▶ **WHAT IS BEING ASKED**
Reproduce without change the lines of the items beginning with the line that contains "data-line <box>0 154 474 283</box>" and ending with the line that contains "What elements are", including both of those lines.

▶ **PROVIDED RECORDS**
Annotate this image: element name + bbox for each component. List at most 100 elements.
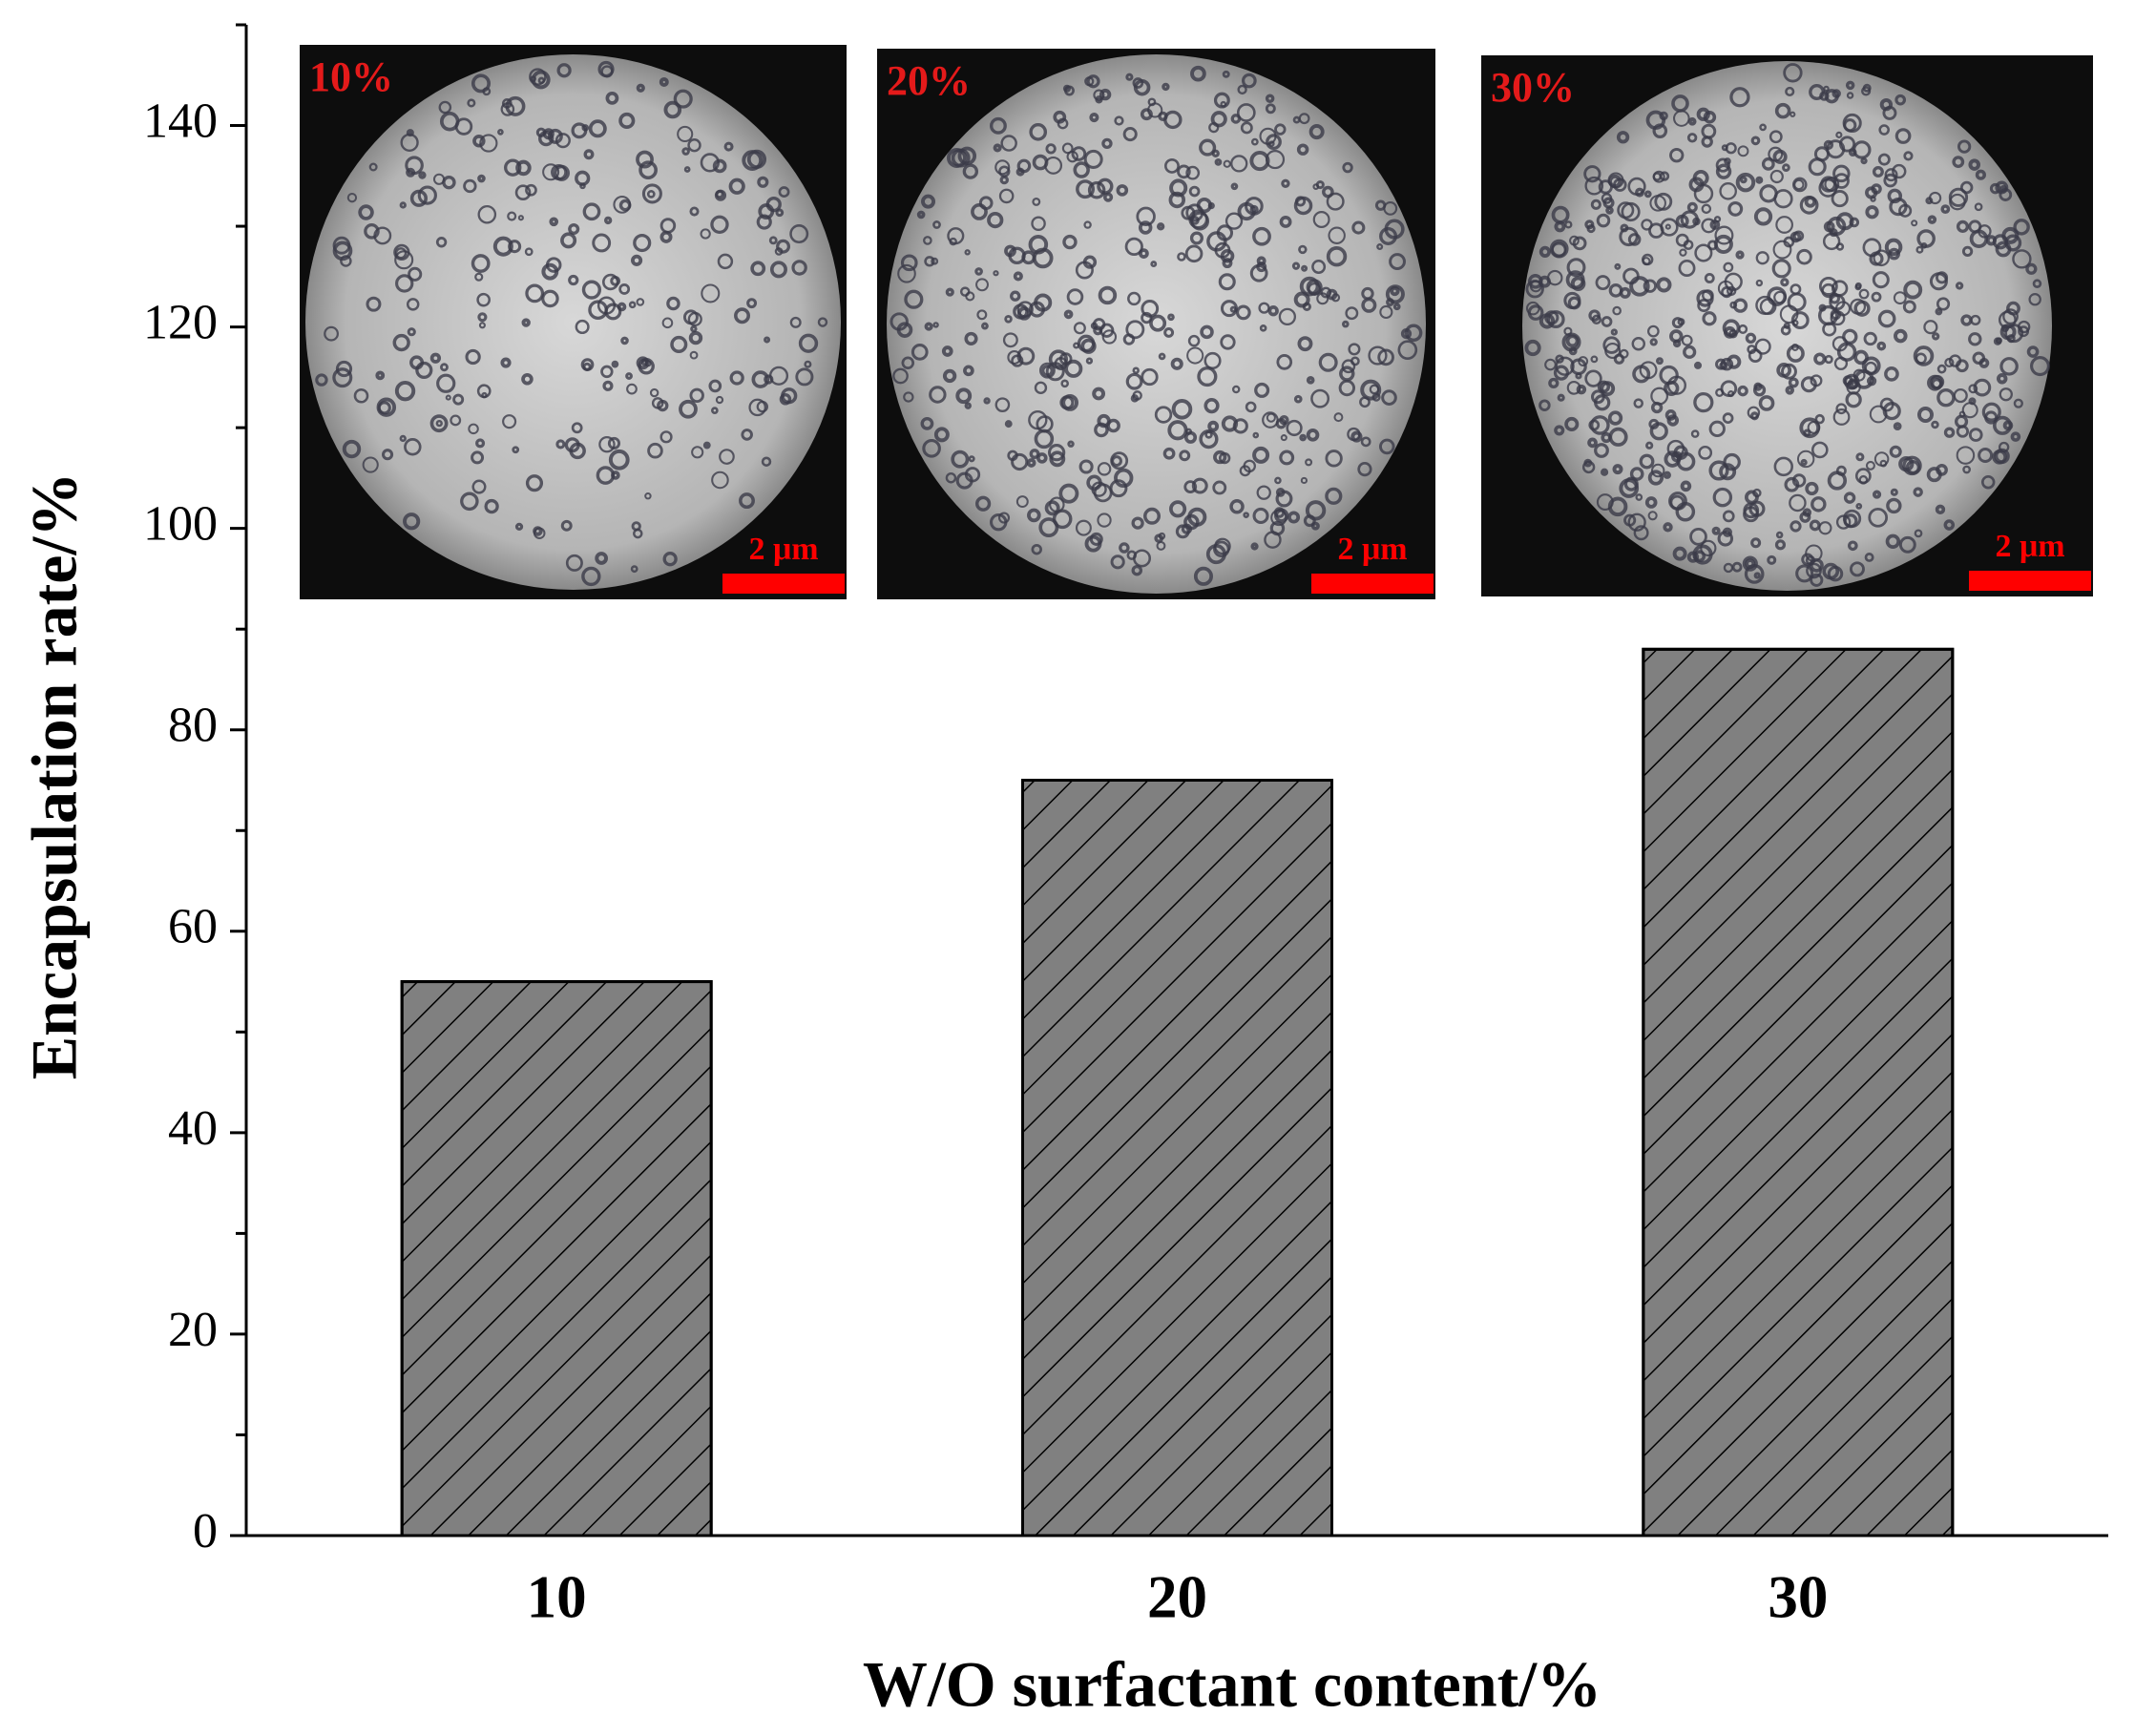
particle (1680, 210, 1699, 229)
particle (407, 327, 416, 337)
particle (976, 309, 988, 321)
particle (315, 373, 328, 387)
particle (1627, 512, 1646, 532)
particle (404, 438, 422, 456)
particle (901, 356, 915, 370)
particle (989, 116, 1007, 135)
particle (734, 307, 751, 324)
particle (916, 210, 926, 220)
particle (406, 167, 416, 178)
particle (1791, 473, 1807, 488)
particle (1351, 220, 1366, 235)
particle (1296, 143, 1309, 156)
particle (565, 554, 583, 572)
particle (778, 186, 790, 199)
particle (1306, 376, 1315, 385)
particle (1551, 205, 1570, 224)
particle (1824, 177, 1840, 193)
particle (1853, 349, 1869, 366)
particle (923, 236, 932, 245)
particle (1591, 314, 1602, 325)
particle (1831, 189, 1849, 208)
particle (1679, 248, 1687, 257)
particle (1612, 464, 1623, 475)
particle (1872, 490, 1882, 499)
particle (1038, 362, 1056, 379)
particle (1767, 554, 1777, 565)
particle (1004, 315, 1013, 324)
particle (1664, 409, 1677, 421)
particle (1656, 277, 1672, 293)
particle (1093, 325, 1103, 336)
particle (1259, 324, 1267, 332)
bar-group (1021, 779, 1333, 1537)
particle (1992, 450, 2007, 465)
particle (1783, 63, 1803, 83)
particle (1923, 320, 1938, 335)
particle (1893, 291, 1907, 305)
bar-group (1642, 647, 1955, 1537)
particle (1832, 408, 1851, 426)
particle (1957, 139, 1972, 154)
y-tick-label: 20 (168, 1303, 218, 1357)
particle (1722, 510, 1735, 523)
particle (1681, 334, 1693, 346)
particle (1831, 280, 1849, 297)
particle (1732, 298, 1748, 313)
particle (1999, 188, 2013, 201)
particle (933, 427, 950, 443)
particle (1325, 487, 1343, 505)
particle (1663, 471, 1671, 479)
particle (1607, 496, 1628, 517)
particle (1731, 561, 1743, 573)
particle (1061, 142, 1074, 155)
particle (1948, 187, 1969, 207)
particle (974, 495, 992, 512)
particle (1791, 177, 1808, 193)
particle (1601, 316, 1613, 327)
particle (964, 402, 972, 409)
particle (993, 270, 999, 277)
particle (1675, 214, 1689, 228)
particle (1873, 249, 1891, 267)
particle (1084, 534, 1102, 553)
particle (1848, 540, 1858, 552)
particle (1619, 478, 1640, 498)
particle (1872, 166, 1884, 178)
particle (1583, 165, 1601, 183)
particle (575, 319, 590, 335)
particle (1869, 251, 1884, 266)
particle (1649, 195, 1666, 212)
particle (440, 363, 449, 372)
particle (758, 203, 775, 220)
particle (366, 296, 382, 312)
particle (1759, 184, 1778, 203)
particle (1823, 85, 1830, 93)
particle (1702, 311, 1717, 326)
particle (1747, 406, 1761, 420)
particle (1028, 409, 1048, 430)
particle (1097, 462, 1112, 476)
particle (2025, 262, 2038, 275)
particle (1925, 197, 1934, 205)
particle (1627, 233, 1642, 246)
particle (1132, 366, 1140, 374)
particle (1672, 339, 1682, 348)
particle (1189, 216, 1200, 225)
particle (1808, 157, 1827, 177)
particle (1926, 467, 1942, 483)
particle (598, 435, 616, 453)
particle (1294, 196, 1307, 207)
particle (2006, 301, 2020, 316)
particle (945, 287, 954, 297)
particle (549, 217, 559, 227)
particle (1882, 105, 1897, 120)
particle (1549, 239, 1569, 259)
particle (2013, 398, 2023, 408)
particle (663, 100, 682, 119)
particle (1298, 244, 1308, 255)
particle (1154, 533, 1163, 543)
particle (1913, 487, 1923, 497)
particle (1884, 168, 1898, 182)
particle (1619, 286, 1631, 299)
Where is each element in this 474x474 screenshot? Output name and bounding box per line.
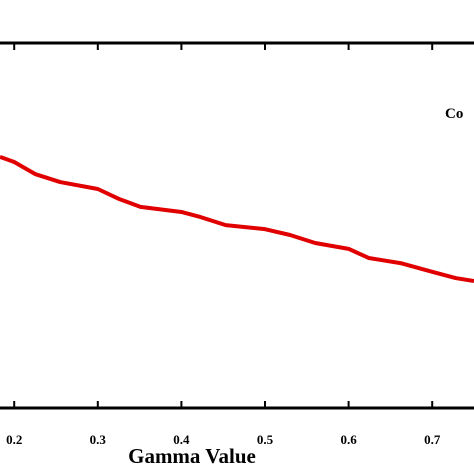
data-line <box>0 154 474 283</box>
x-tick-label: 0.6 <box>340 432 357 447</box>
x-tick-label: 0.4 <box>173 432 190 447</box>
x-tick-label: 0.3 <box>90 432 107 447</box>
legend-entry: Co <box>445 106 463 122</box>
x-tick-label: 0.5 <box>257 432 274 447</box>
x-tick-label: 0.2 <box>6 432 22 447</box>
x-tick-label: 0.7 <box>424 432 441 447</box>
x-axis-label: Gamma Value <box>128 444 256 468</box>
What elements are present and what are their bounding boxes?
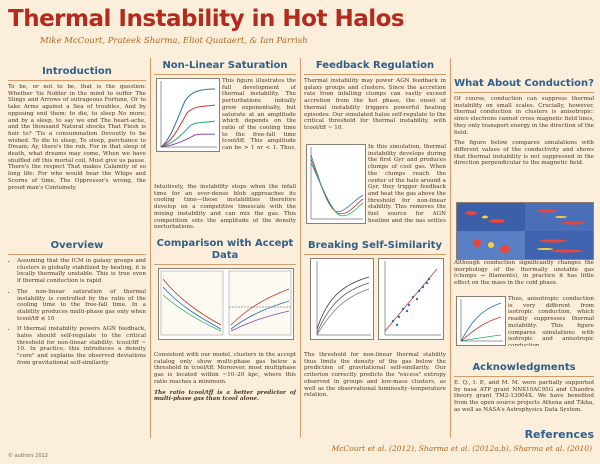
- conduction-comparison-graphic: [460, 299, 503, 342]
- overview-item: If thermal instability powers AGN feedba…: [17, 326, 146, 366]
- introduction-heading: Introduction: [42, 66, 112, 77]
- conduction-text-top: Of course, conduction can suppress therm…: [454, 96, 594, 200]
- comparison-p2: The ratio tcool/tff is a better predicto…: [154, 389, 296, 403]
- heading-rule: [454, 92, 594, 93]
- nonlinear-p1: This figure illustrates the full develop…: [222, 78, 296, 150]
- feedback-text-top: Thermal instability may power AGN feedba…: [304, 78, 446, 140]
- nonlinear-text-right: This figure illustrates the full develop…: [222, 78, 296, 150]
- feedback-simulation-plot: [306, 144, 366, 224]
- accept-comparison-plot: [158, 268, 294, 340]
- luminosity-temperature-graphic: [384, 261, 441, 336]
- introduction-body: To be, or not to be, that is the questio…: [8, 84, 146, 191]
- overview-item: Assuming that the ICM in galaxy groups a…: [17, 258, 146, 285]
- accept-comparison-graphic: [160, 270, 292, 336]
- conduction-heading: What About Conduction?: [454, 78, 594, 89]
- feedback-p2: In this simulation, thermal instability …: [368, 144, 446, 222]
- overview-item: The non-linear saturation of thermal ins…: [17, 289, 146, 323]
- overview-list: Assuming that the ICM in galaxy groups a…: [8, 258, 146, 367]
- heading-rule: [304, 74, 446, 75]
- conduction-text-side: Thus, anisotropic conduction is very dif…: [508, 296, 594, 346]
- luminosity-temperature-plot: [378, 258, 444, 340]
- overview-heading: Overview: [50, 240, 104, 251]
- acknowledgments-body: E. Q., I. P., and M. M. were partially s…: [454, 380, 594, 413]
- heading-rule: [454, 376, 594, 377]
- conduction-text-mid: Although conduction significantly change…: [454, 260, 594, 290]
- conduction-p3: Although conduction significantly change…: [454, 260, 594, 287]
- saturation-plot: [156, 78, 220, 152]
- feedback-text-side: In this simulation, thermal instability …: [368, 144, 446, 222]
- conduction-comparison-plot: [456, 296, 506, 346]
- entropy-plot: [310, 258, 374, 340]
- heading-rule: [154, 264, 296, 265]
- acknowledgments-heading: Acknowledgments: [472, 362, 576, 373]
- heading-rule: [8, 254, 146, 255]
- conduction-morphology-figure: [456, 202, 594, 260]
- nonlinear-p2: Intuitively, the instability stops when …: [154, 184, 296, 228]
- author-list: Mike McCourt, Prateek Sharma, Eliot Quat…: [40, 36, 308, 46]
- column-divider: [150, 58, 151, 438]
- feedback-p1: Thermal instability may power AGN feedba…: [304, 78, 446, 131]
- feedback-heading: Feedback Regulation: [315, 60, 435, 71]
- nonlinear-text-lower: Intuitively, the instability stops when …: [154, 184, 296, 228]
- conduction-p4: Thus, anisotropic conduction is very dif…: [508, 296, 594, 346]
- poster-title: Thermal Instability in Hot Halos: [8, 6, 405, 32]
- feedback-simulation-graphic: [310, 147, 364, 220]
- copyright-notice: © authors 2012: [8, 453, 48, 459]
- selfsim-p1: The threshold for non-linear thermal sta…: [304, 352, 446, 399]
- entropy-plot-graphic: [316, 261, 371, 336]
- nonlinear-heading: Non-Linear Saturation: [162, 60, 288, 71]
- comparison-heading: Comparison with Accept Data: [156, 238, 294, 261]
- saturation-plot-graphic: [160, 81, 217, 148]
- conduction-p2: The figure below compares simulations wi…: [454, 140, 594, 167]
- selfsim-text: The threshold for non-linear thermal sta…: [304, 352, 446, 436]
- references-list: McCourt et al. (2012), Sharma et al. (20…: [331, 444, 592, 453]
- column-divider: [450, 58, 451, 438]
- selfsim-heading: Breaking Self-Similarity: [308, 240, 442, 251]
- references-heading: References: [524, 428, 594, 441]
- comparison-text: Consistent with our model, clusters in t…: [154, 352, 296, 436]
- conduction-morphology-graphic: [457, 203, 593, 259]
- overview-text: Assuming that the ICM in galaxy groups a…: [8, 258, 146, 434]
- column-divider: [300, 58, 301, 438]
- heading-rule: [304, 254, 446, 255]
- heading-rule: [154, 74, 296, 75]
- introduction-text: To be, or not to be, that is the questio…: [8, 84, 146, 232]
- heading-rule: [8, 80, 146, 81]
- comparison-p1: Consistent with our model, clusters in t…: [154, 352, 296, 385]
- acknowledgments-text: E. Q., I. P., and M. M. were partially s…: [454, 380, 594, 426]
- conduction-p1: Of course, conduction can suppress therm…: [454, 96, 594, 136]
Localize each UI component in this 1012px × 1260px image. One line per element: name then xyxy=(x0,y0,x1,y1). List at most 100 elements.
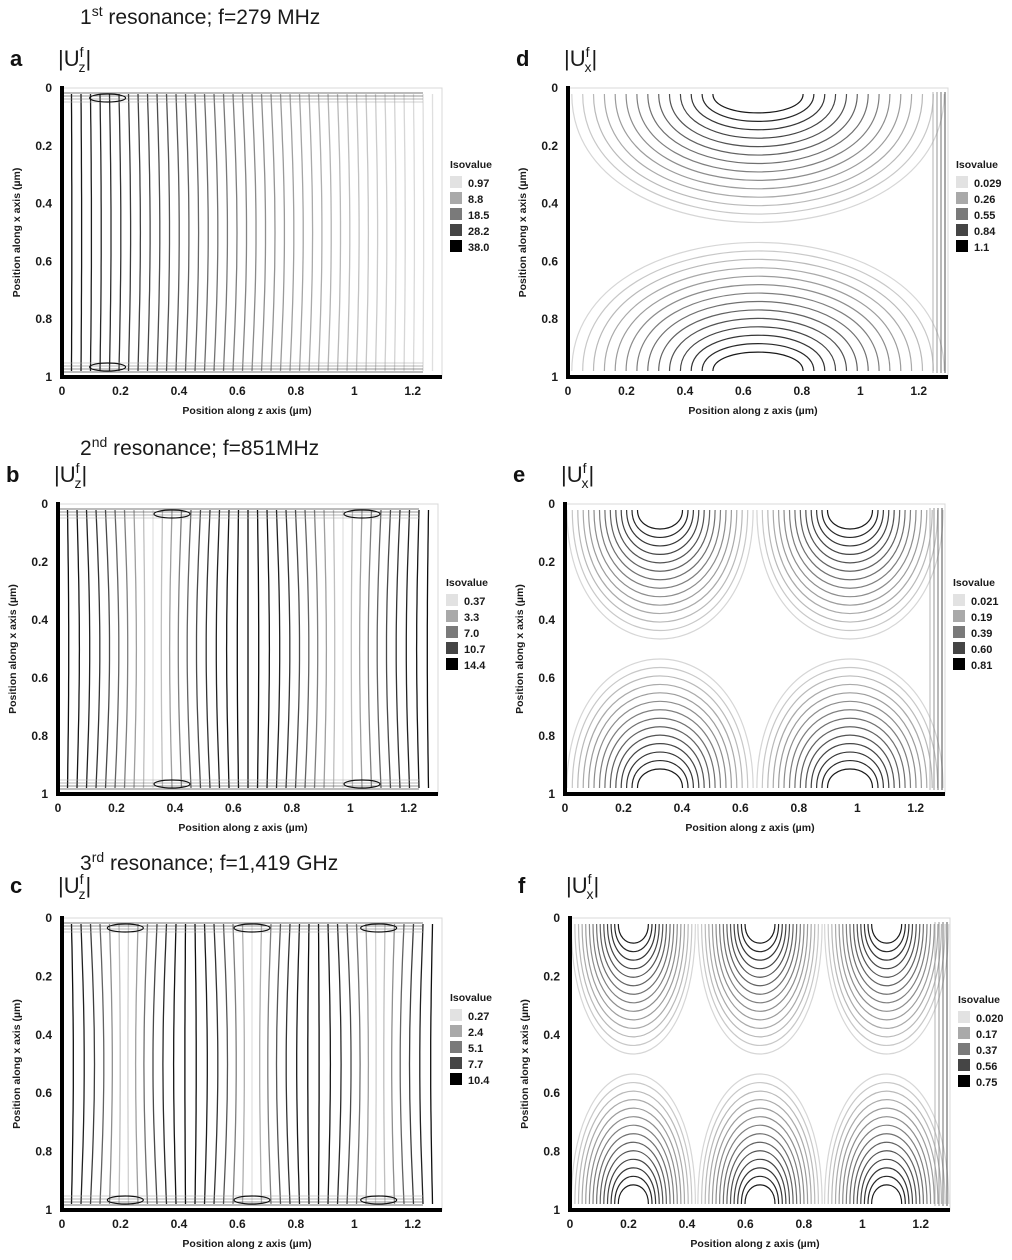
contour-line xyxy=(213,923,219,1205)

▶ **EXPECTED ANSWER**
data-line <box>0 154 474 283</box>
x-tick-label: 0.6 <box>340 432 357 447</box>
x-tick-label: 0.4 <box>173 432 190 447</box>
x-tick-label: 0.3 <box>90 432 107 447</box>
legend-entry: Co <box>445 106 463 122</box>
x-tick-label: 0.5 <box>257 432 274 447</box>
x-tick-label: 0.2 <box>6 432 22 447</box>
x-tick-label: 0.7 <box>424 432 441 447</box>
x-axis-label: Gamma Value <box>128 444 256 468</box>
What elements are present and what are their bounding boxes?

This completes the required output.